── Task input ──

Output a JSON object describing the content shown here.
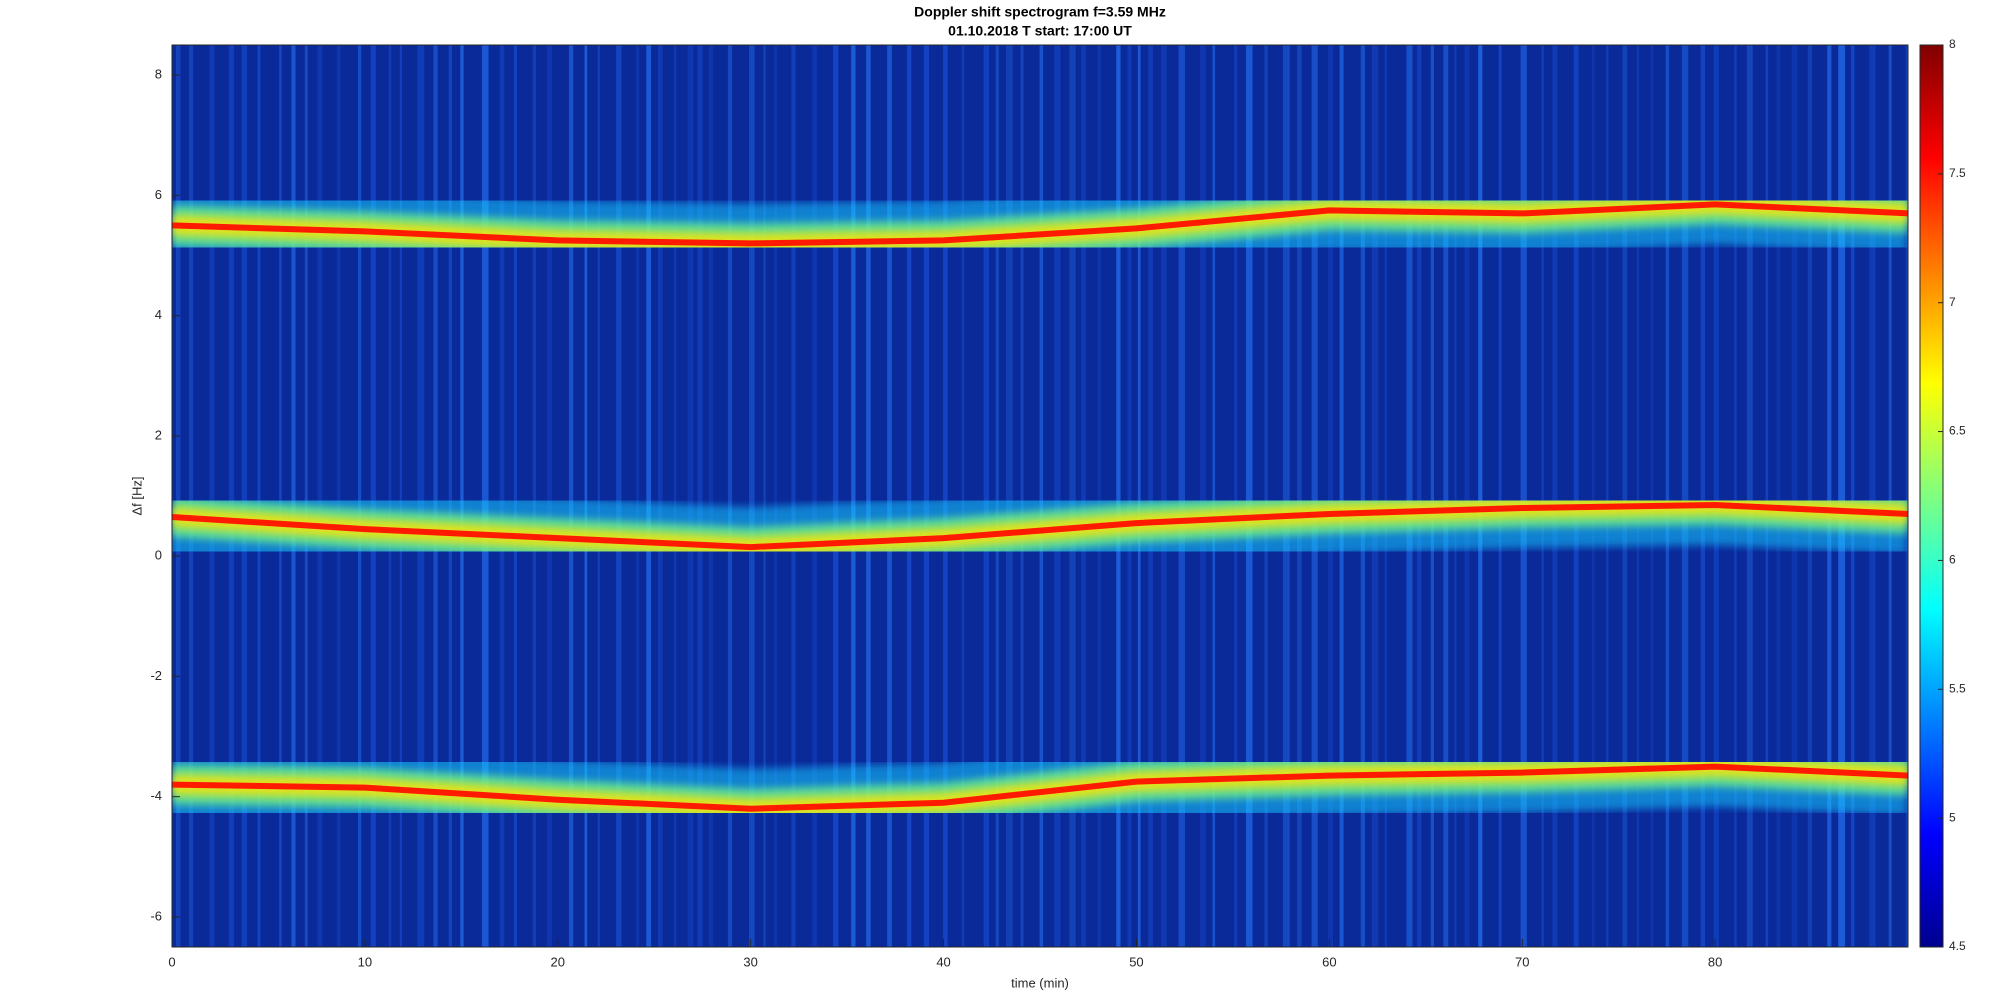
{
  "chart_data": {
    "type": "spectrogram",
    "title": "Doppler shift spectrogram f=3.59 MHz",
    "subtitle": "01.10.2018   T start: 17:00 UT",
    "x_label": "time (min)",
    "y_label": "Δf [Hz]",
    "x": [
      0,
      10,
      20,
      30,
      40,
      50,
      60,
      70,
      80,
      90
    ],
    "series": [
      {
        "color": "#ff1a00",
        "values": [
          5.5,
          5.4,
          5.25,
          5.2,
          5.25,
          5.45,
          5.75,
          5.7,
          5.85,
          5.7
        ]
      },
      {
        "color": "#ff1a00",
        "values": [
          0.65,
          0.45,
          0.3,
          0.15,
          0.3,
          0.55,
          0.7,
          0.8,
          0.85,
          0.7
        ]
      },
      {
        "color": "#ff1a00",
        "values": [
          -3.8,
          -3.85,
          -4.05,
          -4.2,
          -4.1,
          -3.75,
          -3.65,
          -3.6,
          -3.5,
          -3.65
        ]
      }
    ],
    "xlim": [
      0,
      90
    ],
    "xticks": [
      0,
      10,
      20,
      30,
      40,
      50,
      60,
      70,
      80
    ],
    "ylim": [
      -6.5,
      8.5
    ],
    "yticks": [
      -6,
      -4,
      -2,
      0,
      2,
      4,
      6,
      8
    ],
    "background_color": "#0a2a9a",
    "colorbar": {
      "lim": [
        4.5,
        8
      ],
      "ticks": [
        4.5,
        5,
        5.5,
        6,
        6.5,
        7,
        7.5,
        8
      ]
    }
  }
}
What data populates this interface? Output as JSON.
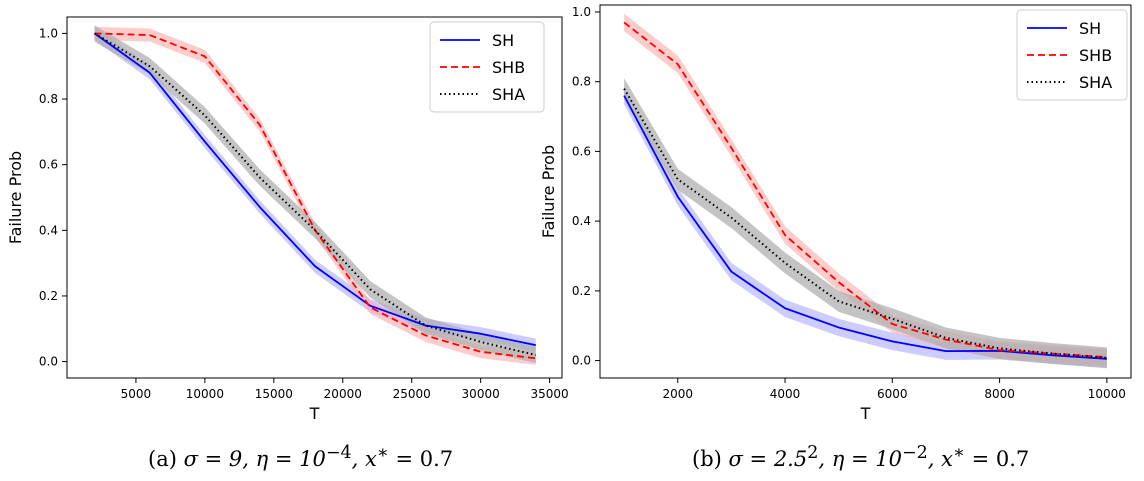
{
  "colors": {
    "SH": "#0000ff",
    "SHB": "#ff0000",
    "SHA": "#000000",
    "SH_band": "#aaaaff",
    "SHB_band": "#ffaaaa",
    "SHA_band": "#b0b0b0"
  },
  "chart_data": [
    {
      "type": "line",
      "panel": "a",
      "xlabel": "T",
      "ylabel": "Failure Prob",
      "xlim": [
        0,
        35900
      ],
      "ylim": [
        -0.05,
        1.05
      ],
      "xticks": [
        5000,
        10000,
        15000,
        20000,
        25000,
        30000,
        35000
      ],
      "xtick_labels": [
        "5000",
        "10000",
        "15000",
        "20000",
        "25000",
        "30000",
        "35000"
      ],
      "yticks": [
        0.0,
        0.2,
        0.4,
        0.6,
        0.8,
        1.0
      ],
      "ytick_labels": [
        "0.0",
        "0.2",
        "0.4",
        "0.6",
        "0.8",
        "1.0"
      ],
      "legend_position": "top-right",
      "grid": false,
      "x": [
        2000,
        6000,
        10000,
        14000,
        18000,
        22000,
        26000,
        30000,
        34000
      ],
      "series": [
        {
          "name": "SH",
          "style": "solid",
          "values": [
            1.0,
            0.88,
            0.67,
            0.47,
            0.29,
            0.17,
            0.11,
            0.085,
            0.05
          ],
          "band": 0.02
        },
        {
          "name": "SHB",
          "style": "dashed",
          "values": [
            1.0,
            0.995,
            0.93,
            0.72,
            0.4,
            0.165,
            0.08,
            0.03,
            0.01
          ],
          "band": 0.02
        },
        {
          "name": "SHA",
          "style": "dotted",
          "values": [
            1.0,
            0.9,
            0.75,
            0.56,
            0.4,
            0.22,
            0.11,
            0.06,
            0.02
          ],
          "band": 0.025
        }
      ],
      "caption_math": "σ = 9, η = 10",
      "caption_exp": "−4",
      "caption_tail": ", x",
      "caption_star": "∗",
      "caption_end": " = 0.7",
      "caption_label": "(a)"
    },
    {
      "type": "line",
      "panel": "b",
      "xlabel": "T",
      "ylabel": "Failure Prob",
      "xlim": [
        550,
        10450
      ],
      "ylim": [
        -0.05,
        1.02
      ],
      "xticks": [
        2000,
        4000,
        6000,
        8000,
        10000
      ],
      "xtick_labels": [
        "2000",
        "4000",
        "6000",
        "8000",
        "10000"
      ],
      "yticks": [
        0.0,
        0.2,
        0.4,
        0.6,
        0.8,
        1.0
      ],
      "ytick_labels": [
        "0.0",
        "0.2",
        "0.4",
        "0.6",
        "0.8",
        "1.0"
      ],
      "legend_position": "top-right",
      "grid": false,
      "x": [
        1000,
        2000,
        3000,
        4000,
        5000,
        6000,
        7000,
        8000,
        9000,
        10000
      ],
      "series": [
        {
          "name": "SH",
          "style": "solid",
          "values": [
            0.76,
            0.47,
            0.255,
            0.15,
            0.095,
            0.055,
            0.027,
            0.028,
            0.015,
            0.005
          ],
          "band": 0.025
        },
        {
          "name": "SHB",
          "style": "dashed",
          "values": [
            0.97,
            0.85,
            0.61,
            0.36,
            0.225,
            0.105,
            0.06,
            0.03,
            0.02,
            0.01
          ],
          "band": 0.025
        },
        {
          "name": "SHA",
          "style": "dotted",
          "values": [
            0.78,
            0.52,
            0.41,
            0.28,
            0.17,
            0.12,
            0.065,
            0.035,
            0.02,
            0.008
          ],
          "band": 0.03
        }
      ],
      "caption_math": "σ = 2.5",
      "caption_exp2": "2",
      "caption_mid": ", η = 10",
      "caption_exp": "−2",
      "caption_tail": ", x",
      "caption_star": "∗",
      "caption_end": " = 0.7",
      "caption_label": "(b)"
    }
  ]
}
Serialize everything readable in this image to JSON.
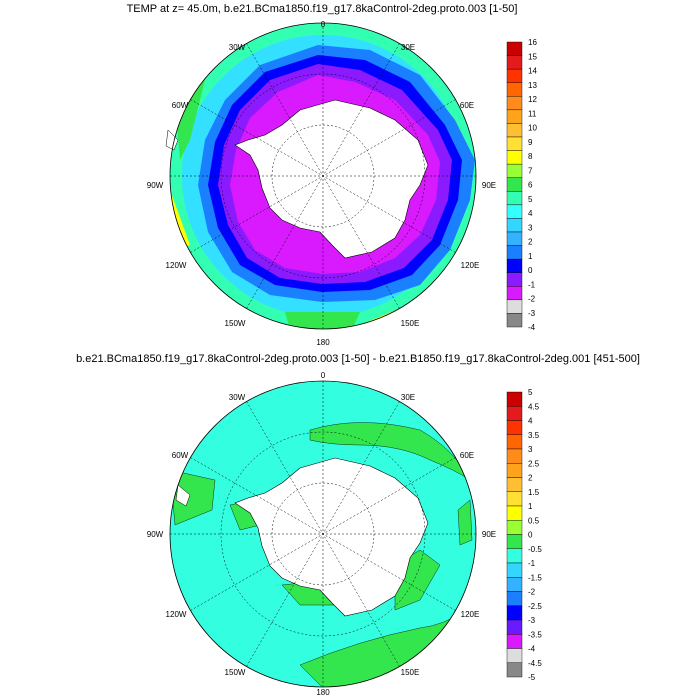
{
  "maps": [
    {
      "title": "TEMP at z=  45.0m, b.e21.BCma1850.f19_g17.8kaControl-2deg.proto.003 [1-50]",
      "lon_labels": [
        "0",
        "30E",
        "60E",
        "90E",
        "120E",
        "150E",
        "180",
        "150W",
        "120W",
        "90W",
        "60W",
        "30W"
      ],
      "colorbar": {
        "labels": [
          "16",
          "15",
          "14",
          "13",
          "12",
          "11",
          "10",
          "9",
          "8",
          "7",
          "6",
          "5",
          "4",
          "3",
          "2",
          "1",
          "0",
          "-1",
          "-2",
          "-3",
          "-4"
        ],
        "colors": [
          "#cc0000",
          "#e41a1c",
          "#ff3300",
          "#ff6600",
          "#ff8c1a",
          "#ffa31a",
          "#ffbf33",
          "#ffe033",
          "#ffff00",
          "#99ff33",
          "#33e64d",
          "#33ffb3",
          "#33ffff",
          "#33d6ff",
          "#33b3ff",
          "#1a80ff",
          "#0000ff",
          "#8c1aff",
          "#d91aff",
          "#dddddd",
          "#888888"
        ]
      }
    },
    {
      "title": "b.e21.BCma1850.f19_g17.8kaControl-2deg.proto.003 [1-50] - b.e21.B1850.f19_g17.8kaControl-2deg.001 [451-500]",
      "lon_labels": [
        "0",
        "30E",
        "60E",
        "90E",
        "120E",
        "150E",
        "180",
        "150W",
        "120W",
        "90W",
        "60W",
        "30W"
      ],
      "colorbar": {
        "labels": [
          "5",
          "4.5",
          "4",
          "3.5",
          "3",
          "2.5",
          "2",
          "1.5",
          "1",
          "0.5",
          "0",
          "-0.5",
          "-1",
          "-1.5",
          "-2",
          "-2.5",
          "-3",
          "-3.5",
          "-4",
          "-4.5",
          "-5"
        ],
        "colors": [
          "#cc0000",
          "#e41a1c",
          "#ff3300",
          "#ff6600",
          "#ff8c1a",
          "#ffa31a",
          "#ffbf33",
          "#ffe033",
          "#ffff00",
          "#99ff33",
          "#33e64d",
          "#33ffe0",
          "#33d6ff",
          "#33b3ff",
          "#1a80ff",
          "#0000ff",
          "#6a1aff",
          "#d91aff",
          "#dddddd",
          "#888888"
        ]
      }
    }
  ]
}
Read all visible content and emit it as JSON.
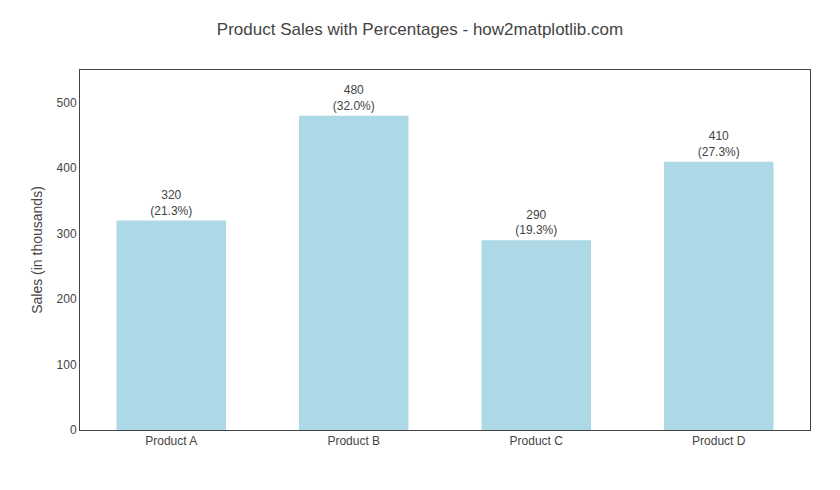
{
  "chart_data": {
    "type": "bar",
    "title": "Product Sales with Percentages - how2matplotlib.com",
    "categories": [
      "Product A",
      "Product B",
      "Product C",
      "Product D"
    ],
    "values": [
      320,
      480,
      290,
      410
    ],
    "value_labels": [
      "320\n(21.3%)",
      "480\n(32.0%)",
      "290\n(19.3%)",
      "410\n(27.3%)"
    ],
    "data_labels": true,
    "color": "#add8e6",
    "ylabel": "Sales (in thousands)",
    "ylim": [
      0,
      550
    ],
    "yticks": [
      0,
      100,
      200,
      300,
      400,
      500
    ],
    "grid": false
  }
}
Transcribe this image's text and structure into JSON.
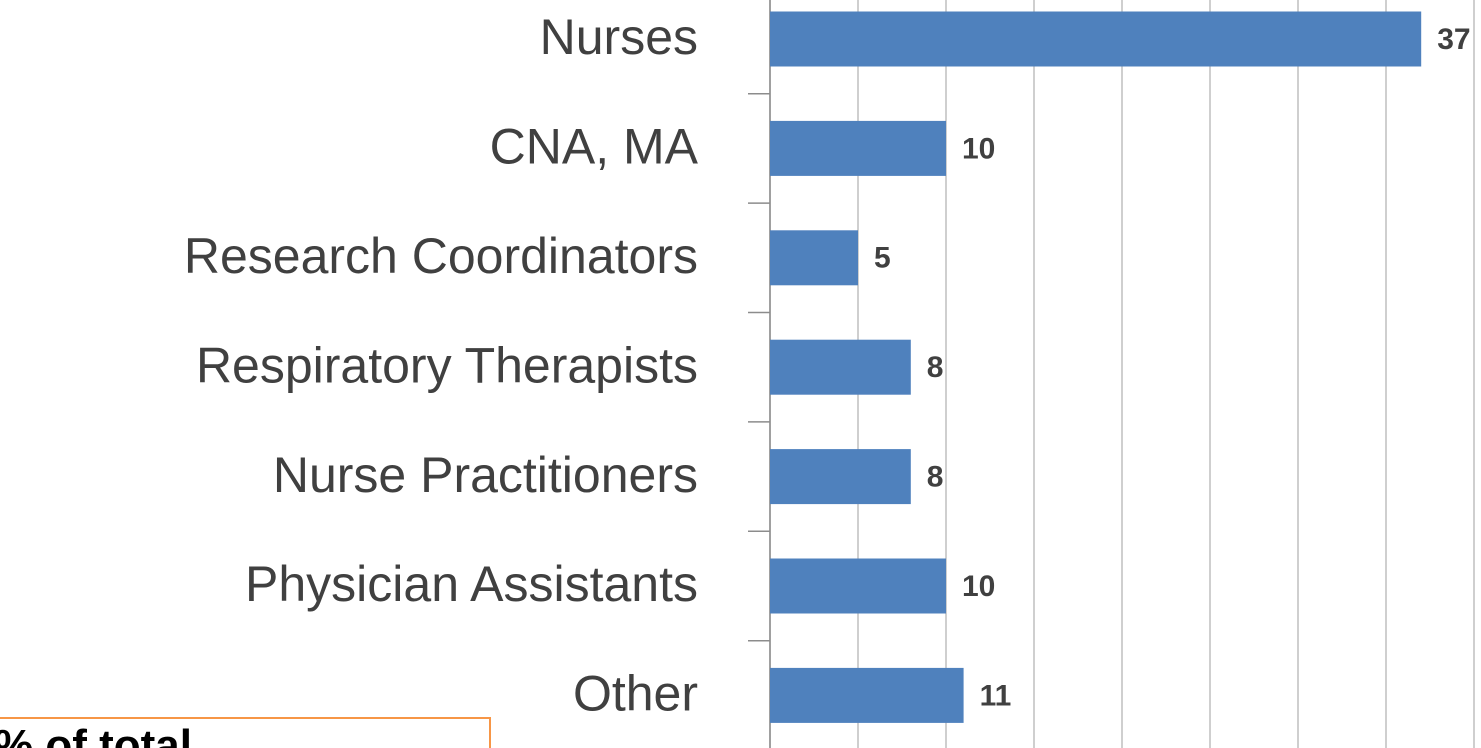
{
  "chart_data": {
    "type": "bar",
    "orientation": "horizontal",
    "categories": [
      "Nurses",
      "CNA, MA",
      "Research Coordinators",
      "Respiratory Therapists",
      "Nurse Practitioners",
      "Physician Assistants",
      "Other"
    ],
    "values": [
      37,
      10,
      5,
      8,
      8,
      10,
      11
    ],
    "color": "#4f81bd",
    "xlim": [
      0,
      40
    ],
    "xticks": [
      0,
      5,
      10,
      15,
      20,
      25,
      30,
      35,
      40
    ],
    "grid": true,
    "annotation": "% of total"
  }
}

───

*Task goal*: In the data above, find the line containing "Read all visible content and emit it as JSON."; from there, please write out each line through the end, exactly, with the pictures omitted.

*Full answer*:
Read all visible content and emit it as JSON.
{
  "chart_data": {
    "type": "bar",
    "title": "Product Sales with Percentages - how2matplotlib.com",
    "categories": [
      "Product A",
      "Product B",
      "Product C",
      "Product D"
    ],
    "values": [
      320,
      480,
      290,
      410
    ],
    "value_labels": [
      "320\n(21.3%)",
      "480\n(32.0%)",
      "290\n(19.3%)",
      "410\n(27.3%)"
    ],
    "data_labels": true,
    "color": "#add8e6",
    "ylabel": "Sales (in thousands)",
    "ylim": [
      0,
      550
    ],
    "yticks": [
      0,
      100,
      200,
      300,
      400,
      500
    ],
    "grid": false
  }
}
Transcribe this image's text and structure into JSON.
{
  "chart_data": {
    "type": "bar",
    "orientation": "horizontal",
    "categories": [
      "Nurses",
      "CNA, MA",
      "Research Coordinators",
      "Respiratory Therapists",
      "Nurse Practitioners",
      "Physician Assistants",
      "Other"
    ],
    "values": [
      37,
      10,
      5,
      8,
      8,
      10,
      11
    ],
    "color": "#4f81bd",
    "xlim": [
      0,
      40
    ],
    "xticks": [
      0,
      5,
      10,
      15,
      20,
      25,
      30,
      35,
      40
    ],
    "grid": true,
    "annotation": "% of total"
  }
}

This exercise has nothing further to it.